DIRECTIONS FOR THIS TASK → In the material below, list every line carrying the string "Updated".

(Figure contents as structured data)
--*--

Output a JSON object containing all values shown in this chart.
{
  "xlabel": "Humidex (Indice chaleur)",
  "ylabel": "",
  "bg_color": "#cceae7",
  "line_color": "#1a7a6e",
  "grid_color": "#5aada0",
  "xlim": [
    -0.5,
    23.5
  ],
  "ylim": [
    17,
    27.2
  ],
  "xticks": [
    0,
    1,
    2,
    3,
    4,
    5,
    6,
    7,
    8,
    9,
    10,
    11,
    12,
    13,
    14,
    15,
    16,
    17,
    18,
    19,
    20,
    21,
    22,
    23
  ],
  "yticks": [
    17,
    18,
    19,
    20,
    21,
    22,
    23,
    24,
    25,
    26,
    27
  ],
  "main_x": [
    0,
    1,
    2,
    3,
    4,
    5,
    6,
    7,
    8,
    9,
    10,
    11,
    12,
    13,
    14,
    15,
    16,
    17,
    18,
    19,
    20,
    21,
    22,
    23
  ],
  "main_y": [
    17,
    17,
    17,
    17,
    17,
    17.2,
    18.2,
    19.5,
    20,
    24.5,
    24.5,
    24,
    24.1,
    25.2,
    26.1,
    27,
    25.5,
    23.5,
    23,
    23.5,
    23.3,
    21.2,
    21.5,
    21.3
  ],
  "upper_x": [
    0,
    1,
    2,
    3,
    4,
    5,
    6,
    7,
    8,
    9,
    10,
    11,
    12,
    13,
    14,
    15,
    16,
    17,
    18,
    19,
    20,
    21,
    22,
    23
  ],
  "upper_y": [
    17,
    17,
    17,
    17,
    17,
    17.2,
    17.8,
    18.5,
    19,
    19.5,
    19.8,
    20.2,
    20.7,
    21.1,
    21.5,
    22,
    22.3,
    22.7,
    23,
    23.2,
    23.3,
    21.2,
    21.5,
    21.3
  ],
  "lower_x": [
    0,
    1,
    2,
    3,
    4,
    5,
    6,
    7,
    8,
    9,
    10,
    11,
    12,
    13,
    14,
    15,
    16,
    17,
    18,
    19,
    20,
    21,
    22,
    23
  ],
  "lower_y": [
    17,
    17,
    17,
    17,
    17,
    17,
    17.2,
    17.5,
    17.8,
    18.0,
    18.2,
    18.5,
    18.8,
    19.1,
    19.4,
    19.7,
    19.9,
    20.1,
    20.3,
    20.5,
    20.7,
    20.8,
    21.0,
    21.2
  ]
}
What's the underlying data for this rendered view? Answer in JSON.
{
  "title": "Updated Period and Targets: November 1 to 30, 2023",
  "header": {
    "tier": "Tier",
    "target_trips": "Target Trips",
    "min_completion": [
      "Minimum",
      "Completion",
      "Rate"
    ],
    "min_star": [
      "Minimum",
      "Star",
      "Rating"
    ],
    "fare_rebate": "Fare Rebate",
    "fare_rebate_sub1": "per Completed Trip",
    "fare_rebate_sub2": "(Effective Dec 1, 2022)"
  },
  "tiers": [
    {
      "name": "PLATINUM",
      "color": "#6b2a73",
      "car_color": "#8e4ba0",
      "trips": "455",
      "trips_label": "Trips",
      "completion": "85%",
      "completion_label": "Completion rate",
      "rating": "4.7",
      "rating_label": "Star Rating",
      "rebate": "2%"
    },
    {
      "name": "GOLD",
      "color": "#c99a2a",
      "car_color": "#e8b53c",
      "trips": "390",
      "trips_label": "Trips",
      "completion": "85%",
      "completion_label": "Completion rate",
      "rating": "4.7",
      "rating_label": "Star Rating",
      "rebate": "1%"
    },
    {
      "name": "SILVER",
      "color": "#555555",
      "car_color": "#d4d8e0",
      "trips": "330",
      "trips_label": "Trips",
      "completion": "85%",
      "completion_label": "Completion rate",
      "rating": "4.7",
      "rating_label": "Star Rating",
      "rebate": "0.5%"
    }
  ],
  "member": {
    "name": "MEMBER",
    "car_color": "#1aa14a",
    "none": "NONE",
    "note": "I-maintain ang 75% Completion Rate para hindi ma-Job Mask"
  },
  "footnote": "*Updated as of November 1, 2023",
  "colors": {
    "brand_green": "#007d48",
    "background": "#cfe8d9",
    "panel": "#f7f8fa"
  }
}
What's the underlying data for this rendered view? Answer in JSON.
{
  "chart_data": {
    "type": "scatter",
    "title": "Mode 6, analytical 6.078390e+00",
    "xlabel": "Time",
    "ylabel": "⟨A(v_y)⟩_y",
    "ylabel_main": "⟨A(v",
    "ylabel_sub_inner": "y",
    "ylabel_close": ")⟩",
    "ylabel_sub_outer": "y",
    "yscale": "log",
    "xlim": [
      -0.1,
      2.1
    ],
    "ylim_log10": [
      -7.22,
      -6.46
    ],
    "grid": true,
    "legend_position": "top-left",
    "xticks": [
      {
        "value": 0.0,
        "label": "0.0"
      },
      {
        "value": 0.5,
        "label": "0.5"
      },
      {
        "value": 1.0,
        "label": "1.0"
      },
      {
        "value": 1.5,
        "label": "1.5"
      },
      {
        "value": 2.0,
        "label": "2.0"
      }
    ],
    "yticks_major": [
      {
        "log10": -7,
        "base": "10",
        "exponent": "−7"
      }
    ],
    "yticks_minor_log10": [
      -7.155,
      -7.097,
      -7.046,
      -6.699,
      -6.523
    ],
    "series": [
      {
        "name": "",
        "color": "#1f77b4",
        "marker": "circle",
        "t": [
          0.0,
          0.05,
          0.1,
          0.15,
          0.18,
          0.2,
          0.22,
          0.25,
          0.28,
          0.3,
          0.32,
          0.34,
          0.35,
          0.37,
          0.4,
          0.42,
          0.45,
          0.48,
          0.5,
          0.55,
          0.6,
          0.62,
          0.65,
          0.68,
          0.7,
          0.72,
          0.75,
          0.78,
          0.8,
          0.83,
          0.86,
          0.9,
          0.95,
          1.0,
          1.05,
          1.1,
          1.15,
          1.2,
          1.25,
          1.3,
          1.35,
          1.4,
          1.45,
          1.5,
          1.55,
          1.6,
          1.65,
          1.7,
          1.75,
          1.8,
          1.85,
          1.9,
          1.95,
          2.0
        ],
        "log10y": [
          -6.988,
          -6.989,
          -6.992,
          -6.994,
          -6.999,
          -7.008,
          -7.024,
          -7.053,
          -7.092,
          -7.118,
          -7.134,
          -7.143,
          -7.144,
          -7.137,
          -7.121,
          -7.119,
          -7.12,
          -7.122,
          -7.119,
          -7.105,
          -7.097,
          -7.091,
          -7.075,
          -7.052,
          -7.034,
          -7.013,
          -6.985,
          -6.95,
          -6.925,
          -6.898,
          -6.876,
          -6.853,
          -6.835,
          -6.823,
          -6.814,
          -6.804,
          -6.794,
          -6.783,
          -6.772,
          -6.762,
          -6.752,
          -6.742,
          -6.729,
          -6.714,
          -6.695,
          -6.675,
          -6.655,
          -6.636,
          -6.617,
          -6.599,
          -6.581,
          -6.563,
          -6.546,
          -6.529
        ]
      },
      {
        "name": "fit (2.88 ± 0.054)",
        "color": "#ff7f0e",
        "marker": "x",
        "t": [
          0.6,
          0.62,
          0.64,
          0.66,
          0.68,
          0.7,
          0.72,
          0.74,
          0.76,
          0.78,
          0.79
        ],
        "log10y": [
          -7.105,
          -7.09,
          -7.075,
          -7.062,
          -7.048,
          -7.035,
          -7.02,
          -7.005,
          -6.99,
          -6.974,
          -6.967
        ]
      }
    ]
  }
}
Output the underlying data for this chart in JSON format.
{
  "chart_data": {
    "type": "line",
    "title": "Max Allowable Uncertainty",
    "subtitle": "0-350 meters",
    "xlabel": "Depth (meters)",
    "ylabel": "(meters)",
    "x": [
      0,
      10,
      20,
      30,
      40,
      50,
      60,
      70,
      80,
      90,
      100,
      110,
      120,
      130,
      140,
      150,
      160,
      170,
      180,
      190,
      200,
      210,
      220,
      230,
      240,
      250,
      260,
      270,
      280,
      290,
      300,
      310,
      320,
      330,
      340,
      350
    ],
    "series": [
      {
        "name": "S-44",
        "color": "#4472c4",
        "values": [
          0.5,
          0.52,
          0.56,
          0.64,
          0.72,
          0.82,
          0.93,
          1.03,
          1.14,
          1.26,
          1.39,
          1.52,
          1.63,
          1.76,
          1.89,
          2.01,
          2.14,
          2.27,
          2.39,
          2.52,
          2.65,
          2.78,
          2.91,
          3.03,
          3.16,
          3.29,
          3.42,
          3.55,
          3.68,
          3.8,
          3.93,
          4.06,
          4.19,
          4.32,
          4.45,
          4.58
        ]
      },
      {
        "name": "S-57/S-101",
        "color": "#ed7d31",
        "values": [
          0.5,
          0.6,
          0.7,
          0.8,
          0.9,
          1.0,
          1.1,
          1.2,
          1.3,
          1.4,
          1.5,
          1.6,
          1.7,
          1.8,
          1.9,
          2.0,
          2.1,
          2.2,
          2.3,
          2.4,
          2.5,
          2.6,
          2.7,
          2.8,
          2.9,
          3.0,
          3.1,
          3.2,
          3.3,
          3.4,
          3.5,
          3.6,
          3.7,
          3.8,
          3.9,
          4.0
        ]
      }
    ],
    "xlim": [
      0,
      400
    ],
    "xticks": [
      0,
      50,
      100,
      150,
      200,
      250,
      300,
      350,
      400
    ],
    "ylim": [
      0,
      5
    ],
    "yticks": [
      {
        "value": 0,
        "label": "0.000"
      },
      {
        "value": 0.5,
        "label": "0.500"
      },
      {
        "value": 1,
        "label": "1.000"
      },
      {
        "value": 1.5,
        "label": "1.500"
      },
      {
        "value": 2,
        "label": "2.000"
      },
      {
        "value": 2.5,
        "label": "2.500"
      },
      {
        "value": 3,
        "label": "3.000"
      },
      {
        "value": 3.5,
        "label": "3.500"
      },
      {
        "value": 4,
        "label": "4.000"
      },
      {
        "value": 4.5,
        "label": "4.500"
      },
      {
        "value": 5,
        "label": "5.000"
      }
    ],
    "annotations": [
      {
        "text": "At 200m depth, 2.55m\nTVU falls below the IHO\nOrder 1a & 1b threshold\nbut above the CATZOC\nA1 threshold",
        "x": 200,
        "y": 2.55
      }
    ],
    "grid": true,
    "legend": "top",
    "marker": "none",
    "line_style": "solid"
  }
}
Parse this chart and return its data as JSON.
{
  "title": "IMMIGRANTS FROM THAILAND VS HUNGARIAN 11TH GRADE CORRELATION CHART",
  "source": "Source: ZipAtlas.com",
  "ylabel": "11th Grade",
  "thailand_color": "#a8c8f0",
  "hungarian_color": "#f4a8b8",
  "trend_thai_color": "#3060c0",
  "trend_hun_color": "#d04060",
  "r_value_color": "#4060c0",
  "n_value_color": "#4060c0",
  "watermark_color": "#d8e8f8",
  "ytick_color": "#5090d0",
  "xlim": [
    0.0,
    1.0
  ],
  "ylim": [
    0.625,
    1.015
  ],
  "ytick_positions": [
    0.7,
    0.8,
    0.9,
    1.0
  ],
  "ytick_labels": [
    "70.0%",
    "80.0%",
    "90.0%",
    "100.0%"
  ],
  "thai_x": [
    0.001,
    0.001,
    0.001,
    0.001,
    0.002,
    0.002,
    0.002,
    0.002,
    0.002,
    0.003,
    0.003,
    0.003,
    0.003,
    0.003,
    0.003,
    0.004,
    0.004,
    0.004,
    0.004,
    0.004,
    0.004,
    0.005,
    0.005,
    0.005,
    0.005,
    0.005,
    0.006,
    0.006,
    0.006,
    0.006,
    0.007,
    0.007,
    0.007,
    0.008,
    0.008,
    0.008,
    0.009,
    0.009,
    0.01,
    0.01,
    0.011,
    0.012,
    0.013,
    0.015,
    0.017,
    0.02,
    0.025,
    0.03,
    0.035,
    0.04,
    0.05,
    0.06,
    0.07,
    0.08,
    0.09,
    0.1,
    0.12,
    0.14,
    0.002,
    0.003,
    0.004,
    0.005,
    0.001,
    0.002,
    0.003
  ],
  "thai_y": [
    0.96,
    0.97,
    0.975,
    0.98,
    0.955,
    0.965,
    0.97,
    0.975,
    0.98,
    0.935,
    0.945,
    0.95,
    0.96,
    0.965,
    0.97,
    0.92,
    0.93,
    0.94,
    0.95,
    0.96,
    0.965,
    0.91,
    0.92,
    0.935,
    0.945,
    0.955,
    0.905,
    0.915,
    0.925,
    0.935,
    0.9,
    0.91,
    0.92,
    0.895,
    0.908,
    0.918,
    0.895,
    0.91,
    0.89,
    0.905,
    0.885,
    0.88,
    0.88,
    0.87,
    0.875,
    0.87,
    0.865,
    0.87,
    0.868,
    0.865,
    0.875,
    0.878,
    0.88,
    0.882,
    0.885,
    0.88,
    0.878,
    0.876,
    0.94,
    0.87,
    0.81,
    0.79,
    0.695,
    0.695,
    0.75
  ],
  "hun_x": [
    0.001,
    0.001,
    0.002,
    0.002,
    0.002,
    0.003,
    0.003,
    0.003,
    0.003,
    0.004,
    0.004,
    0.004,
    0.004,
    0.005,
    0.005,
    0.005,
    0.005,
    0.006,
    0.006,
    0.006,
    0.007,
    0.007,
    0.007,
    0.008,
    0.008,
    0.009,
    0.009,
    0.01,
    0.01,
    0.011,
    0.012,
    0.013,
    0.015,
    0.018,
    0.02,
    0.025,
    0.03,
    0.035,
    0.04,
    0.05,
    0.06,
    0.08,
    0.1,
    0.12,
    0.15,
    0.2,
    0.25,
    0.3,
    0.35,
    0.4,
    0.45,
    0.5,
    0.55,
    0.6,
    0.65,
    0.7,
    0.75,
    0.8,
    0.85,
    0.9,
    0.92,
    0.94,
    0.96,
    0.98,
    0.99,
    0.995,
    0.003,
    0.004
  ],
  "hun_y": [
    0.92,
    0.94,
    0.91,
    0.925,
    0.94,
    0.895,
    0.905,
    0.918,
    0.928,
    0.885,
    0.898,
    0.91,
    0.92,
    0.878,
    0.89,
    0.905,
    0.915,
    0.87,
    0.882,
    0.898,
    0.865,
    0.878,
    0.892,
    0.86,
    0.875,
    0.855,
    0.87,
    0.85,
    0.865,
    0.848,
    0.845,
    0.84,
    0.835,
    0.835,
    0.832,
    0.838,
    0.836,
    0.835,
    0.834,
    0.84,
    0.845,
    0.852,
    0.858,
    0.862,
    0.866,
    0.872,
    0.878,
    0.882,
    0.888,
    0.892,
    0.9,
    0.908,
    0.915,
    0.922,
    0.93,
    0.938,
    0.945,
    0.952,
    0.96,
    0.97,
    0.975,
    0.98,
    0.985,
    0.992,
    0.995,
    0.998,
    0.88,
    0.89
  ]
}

--*--

WORKED SOLUTION →
  "title": "Updated Period and Targets: November 1 to 30, 2023",
  "footnote": "*Updated as of November 1, 2023",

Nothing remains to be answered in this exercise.